# Set task
How many lines in these records hold the string "annotation"? Reply with the number alone.

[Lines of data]
════

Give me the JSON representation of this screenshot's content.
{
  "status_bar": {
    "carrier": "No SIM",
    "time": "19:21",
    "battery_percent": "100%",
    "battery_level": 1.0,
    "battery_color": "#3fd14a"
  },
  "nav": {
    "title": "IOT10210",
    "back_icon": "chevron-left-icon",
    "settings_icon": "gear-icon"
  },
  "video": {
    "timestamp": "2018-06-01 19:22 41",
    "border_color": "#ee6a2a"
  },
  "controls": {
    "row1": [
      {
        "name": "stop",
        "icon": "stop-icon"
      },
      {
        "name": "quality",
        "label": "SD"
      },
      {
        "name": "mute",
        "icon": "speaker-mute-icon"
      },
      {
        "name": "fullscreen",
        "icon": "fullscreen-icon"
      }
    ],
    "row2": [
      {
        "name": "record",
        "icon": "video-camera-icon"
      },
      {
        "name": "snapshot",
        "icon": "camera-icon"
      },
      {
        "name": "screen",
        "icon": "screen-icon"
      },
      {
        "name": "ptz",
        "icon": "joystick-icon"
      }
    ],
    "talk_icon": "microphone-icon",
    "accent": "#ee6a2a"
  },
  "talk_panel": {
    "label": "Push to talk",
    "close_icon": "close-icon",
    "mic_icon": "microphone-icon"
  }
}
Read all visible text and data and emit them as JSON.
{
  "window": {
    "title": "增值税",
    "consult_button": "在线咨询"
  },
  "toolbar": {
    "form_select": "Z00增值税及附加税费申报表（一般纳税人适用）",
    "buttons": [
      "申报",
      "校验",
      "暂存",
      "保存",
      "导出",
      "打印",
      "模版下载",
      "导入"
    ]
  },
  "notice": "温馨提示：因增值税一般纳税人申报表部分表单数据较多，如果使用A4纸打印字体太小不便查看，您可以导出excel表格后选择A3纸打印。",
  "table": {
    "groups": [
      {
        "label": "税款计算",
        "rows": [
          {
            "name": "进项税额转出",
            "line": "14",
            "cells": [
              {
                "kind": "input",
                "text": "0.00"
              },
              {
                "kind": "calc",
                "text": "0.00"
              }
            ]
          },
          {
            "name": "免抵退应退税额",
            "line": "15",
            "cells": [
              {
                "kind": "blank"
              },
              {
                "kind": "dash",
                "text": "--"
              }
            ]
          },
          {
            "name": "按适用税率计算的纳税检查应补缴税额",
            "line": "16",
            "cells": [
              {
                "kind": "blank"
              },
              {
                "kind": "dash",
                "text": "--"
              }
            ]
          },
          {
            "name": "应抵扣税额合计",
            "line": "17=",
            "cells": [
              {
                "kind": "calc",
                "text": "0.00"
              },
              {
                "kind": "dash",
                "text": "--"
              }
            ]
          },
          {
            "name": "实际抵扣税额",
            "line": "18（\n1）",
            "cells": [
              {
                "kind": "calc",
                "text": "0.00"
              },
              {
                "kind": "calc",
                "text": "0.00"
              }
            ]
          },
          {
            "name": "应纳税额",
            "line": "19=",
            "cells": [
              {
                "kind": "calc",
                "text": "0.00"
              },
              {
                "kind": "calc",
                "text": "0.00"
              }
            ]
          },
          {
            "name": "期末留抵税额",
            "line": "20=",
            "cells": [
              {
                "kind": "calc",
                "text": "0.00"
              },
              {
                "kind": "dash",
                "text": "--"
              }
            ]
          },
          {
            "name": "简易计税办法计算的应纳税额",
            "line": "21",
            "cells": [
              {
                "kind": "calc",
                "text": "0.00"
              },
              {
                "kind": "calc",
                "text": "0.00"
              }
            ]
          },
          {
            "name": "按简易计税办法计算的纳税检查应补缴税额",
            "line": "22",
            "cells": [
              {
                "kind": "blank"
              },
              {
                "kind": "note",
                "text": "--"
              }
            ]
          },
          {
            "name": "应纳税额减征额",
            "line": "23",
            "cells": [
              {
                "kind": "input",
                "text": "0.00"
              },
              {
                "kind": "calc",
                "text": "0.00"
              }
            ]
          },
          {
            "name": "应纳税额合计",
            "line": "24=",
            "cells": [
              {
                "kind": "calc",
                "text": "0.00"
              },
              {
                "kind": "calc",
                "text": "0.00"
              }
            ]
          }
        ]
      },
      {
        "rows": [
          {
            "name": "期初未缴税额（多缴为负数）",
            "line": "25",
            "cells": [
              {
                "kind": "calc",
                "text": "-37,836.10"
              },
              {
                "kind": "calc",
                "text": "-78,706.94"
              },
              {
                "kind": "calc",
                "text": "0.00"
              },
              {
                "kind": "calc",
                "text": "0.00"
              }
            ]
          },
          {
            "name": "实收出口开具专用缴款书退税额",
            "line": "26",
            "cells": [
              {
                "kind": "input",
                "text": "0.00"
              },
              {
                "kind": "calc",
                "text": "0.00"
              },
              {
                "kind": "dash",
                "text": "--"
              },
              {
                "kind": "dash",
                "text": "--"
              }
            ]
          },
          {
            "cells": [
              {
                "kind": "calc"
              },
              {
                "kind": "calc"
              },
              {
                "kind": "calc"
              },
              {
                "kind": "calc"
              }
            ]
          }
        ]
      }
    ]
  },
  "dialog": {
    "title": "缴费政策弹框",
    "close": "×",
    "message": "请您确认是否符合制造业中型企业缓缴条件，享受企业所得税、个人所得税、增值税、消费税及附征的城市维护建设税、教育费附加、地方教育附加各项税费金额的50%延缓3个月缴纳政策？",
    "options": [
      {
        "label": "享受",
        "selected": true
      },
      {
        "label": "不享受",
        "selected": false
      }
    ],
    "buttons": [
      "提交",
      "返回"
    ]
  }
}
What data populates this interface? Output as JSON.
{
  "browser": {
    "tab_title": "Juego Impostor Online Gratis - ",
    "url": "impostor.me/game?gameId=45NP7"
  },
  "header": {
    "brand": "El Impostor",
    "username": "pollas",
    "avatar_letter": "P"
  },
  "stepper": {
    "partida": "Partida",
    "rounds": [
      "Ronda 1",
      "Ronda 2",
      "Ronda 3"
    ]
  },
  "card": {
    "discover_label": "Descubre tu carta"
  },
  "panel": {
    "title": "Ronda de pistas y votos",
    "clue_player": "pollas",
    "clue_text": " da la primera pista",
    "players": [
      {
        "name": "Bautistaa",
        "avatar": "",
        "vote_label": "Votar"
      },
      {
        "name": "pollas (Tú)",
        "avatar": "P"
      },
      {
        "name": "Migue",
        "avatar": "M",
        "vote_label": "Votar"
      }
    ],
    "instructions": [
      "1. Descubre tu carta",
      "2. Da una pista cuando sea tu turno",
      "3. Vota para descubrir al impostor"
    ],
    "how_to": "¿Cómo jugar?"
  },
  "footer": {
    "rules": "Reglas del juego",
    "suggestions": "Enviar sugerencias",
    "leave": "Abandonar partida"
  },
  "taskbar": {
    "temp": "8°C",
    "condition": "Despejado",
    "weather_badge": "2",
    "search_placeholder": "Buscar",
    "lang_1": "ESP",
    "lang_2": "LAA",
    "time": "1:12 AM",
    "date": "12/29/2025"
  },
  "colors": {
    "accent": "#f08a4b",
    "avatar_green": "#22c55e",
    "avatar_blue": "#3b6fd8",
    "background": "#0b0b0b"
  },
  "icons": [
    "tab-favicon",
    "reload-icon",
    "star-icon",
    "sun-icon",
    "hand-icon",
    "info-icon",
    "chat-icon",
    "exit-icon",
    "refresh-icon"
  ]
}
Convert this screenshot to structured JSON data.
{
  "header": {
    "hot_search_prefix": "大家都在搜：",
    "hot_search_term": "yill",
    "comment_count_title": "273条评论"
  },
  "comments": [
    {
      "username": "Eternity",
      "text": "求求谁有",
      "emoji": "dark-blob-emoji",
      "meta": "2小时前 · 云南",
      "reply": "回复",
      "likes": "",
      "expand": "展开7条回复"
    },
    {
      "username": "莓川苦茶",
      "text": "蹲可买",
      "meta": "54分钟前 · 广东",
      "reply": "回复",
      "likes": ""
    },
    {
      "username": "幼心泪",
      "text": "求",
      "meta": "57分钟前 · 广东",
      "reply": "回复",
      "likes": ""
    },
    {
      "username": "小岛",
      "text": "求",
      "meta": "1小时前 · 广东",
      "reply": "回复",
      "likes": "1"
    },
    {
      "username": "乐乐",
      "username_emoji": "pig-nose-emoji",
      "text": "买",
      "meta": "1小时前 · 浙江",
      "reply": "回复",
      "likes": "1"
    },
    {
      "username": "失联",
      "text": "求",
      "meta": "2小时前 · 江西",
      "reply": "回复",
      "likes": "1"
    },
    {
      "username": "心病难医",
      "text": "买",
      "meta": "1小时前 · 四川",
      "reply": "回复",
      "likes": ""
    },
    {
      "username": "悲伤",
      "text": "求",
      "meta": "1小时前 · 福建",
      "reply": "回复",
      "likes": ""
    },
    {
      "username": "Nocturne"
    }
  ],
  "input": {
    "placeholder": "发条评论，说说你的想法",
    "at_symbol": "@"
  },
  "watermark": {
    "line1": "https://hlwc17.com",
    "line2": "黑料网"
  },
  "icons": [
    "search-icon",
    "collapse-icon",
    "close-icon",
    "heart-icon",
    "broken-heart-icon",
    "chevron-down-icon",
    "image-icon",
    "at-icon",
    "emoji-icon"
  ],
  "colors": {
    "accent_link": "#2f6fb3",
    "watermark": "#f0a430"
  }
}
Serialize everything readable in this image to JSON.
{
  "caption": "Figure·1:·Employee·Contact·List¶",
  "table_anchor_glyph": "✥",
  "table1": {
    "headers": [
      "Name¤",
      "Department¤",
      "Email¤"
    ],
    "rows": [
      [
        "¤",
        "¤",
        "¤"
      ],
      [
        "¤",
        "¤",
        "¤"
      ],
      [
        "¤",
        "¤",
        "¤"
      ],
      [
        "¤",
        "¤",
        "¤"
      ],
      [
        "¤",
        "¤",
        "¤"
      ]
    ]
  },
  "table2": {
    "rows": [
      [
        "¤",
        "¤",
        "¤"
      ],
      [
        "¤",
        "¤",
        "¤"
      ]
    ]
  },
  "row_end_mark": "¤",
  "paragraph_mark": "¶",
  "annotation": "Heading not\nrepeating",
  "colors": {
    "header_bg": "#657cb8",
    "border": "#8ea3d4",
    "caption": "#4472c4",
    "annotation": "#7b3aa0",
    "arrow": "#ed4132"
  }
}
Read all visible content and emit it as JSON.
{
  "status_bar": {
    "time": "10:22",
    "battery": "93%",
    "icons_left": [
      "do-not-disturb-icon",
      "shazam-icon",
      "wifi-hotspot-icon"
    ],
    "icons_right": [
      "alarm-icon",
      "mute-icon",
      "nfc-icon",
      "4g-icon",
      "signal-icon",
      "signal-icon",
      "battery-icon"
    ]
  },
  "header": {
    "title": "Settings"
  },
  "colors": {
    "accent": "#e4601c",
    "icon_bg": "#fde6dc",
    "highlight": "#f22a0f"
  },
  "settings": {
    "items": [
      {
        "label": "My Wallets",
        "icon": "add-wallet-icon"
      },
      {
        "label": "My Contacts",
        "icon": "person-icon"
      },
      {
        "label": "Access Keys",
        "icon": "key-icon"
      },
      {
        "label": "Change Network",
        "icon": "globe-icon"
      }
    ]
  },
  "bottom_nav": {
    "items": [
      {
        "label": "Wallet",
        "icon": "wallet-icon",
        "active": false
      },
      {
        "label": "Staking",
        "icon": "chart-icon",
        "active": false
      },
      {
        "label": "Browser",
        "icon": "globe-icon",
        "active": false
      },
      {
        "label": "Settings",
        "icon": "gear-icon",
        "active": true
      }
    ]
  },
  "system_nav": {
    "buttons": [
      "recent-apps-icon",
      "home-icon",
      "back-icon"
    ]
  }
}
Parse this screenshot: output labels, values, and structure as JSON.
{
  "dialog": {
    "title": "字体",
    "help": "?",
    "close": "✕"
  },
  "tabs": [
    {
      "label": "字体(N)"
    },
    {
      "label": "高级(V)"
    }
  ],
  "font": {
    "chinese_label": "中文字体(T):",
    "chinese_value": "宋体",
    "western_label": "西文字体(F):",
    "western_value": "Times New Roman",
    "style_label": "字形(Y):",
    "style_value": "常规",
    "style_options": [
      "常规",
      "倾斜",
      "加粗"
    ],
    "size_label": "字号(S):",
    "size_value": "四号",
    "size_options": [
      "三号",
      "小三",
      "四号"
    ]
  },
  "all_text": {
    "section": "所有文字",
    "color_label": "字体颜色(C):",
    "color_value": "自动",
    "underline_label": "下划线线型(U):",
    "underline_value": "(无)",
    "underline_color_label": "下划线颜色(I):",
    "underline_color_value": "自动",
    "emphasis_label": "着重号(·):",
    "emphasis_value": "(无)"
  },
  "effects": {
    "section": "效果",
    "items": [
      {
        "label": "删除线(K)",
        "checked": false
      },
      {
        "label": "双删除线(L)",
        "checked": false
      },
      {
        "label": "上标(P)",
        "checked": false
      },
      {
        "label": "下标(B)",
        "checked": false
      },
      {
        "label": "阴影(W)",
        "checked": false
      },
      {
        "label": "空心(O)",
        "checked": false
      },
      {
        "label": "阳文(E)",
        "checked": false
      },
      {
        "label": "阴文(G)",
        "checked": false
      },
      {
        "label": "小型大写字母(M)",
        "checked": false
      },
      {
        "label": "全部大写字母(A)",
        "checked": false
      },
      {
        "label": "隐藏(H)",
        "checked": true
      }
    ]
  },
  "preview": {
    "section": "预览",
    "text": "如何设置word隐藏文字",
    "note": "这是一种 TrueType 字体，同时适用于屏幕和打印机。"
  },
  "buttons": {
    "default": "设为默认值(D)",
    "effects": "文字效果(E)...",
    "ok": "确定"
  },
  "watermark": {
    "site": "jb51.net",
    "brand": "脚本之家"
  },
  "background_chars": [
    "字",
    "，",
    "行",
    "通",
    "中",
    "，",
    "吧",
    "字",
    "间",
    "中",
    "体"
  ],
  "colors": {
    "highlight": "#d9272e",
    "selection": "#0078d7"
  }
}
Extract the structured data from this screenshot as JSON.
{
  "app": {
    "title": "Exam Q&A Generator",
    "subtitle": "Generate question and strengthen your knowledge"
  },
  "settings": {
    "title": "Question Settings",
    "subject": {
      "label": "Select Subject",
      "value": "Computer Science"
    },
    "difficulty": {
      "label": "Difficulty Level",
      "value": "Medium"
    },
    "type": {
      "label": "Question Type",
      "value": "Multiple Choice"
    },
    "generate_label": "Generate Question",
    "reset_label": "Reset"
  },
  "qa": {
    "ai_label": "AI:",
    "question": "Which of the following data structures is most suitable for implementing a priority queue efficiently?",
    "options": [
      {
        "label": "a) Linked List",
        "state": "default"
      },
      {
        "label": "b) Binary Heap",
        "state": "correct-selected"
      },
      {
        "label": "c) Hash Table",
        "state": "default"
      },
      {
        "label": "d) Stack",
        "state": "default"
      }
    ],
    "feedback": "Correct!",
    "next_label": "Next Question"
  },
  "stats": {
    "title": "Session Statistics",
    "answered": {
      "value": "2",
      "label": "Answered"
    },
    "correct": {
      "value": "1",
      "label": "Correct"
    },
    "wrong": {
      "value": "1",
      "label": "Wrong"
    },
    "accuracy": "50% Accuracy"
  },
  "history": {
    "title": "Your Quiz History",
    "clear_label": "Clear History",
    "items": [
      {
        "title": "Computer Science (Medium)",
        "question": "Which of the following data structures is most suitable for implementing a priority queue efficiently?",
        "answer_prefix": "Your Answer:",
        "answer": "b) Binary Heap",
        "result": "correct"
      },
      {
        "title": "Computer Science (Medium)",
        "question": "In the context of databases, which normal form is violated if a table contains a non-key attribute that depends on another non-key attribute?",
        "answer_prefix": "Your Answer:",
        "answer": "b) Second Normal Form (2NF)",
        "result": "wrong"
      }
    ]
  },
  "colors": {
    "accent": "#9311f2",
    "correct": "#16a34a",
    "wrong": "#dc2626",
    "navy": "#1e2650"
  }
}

════

# The answer
2